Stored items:
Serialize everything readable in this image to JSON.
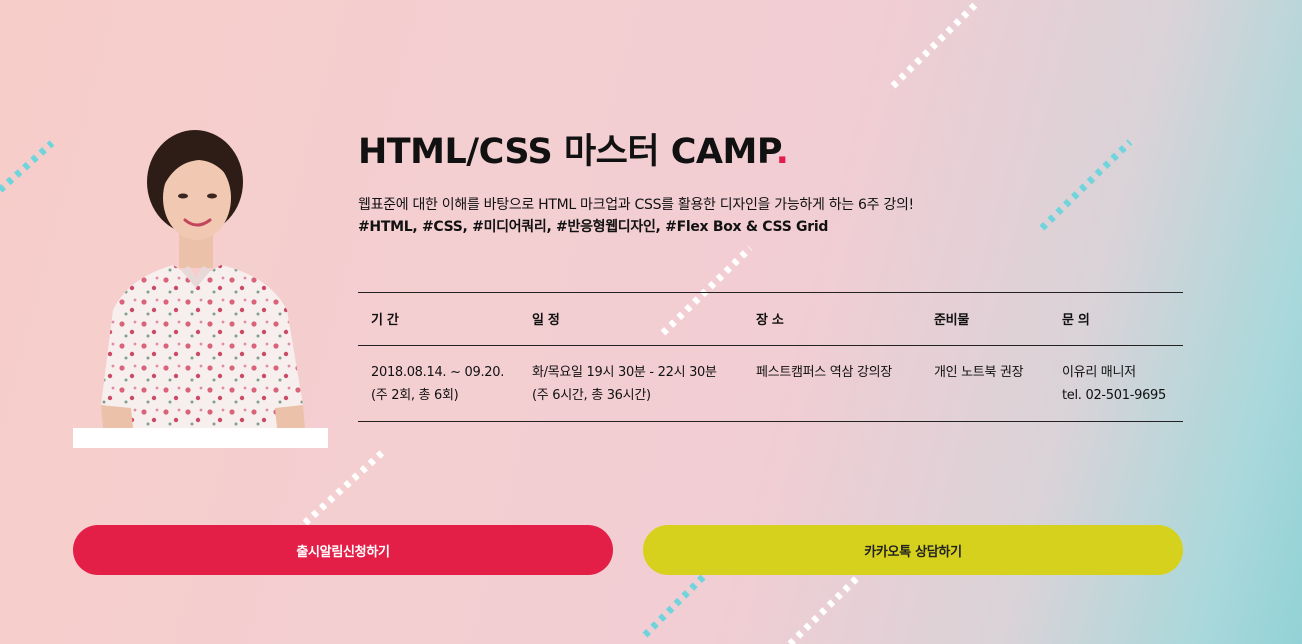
{
  "course": {
    "title": "HTML/CSS 마스터 CAMP",
    "title_dot": ".",
    "description": "웹표준에 대한 이해를 바탕으로 HTML 마크업과 CSS를 활용한 디자인을 가능하게 하는 6주 강의!",
    "tags": "#HTML, #CSS, #미디어쿼리, #반응형웹디자인, #Flex Box & CSS Grid"
  },
  "info_table": {
    "headers": [
      "기 간",
      "일 정",
      "장 소",
      "준비물",
      "문 의"
    ],
    "period": [
      "2018.08.14. ~ 09.20.",
      "(주 2회, 총 6회)"
    ],
    "schedule": [
      "화/목요일 19시 30분 - 22시 30분",
      "(주 6시간, 총 36시간)"
    ],
    "place": [
      "페스트캠퍼스 역삼 강의장"
    ],
    "supplies": [
      "개인 노트북 권장"
    ],
    "contact": [
      "이유리 매니저",
      "tel. 02-501-9695"
    ]
  },
  "buttons": {
    "notify": "출시알림신청하기",
    "kakao": "카카오톡 상담하기"
  },
  "colors": {
    "accent_red": "#e31f47",
    "accent_yellow": "#d6d11d",
    "deco_white": "#ffffff",
    "deco_teal": "#6fd4dc"
  },
  "icons": {
    "instructor": "instructor-portrait"
  }
}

INSTRUCTION:
Give every line back word for word and leave the pictures out.

WRITTEN RESPONSE:
Serialize everything readable in this image to JSON.
{
  "course": {
    "title": "HTML/CSS 마스터 CAMP",
    "title_dot": ".",
    "description": "웹표준에 대한 이해를 바탕으로 HTML 마크업과 CSS를 활용한 디자인을 가능하게 하는 6주 강의!",
    "tags": "#HTML, #CSS, #미디어쿼리, #반응형웹디자인, #Flex Box & CSS Grid"
  },
  "info_table": {
    "headers": [
      "기 간",
      "일 정",
      "장 소",
      "준비물",
      "문 의"
    ],
    "period": [
      "2018.08.14. ~ 09.20.",
      "(주 2회, 총 6회)"
    ],
    "schedule": [
      "화/목요일 19시 30분 - 22시 30분",
      "(주 6시간, 총 36시간)"
    ],
    "place": [
      "페스트캠퍼스 역삼 강의장"
    ],
    "supplies": [
      "개인 노트북 권장"
    ],
    "contact": [
      "이유리 매니저",
      "tel. 02-501-9695"
    ]
  },
  "buttons": {
    "notify": "출시알림신청하기",
    "kakao": "카카오톡 상담하기"
  },
  "colors": {
    "accent_red": "#e31f47",
    "accent_yellow": "#d6d11d",
    "deco_white": "#ffffff",
    "deco_teal": "#6fd4dc"
  },
  "icons": {
    "instructor": "instructor-portrait"
  }
}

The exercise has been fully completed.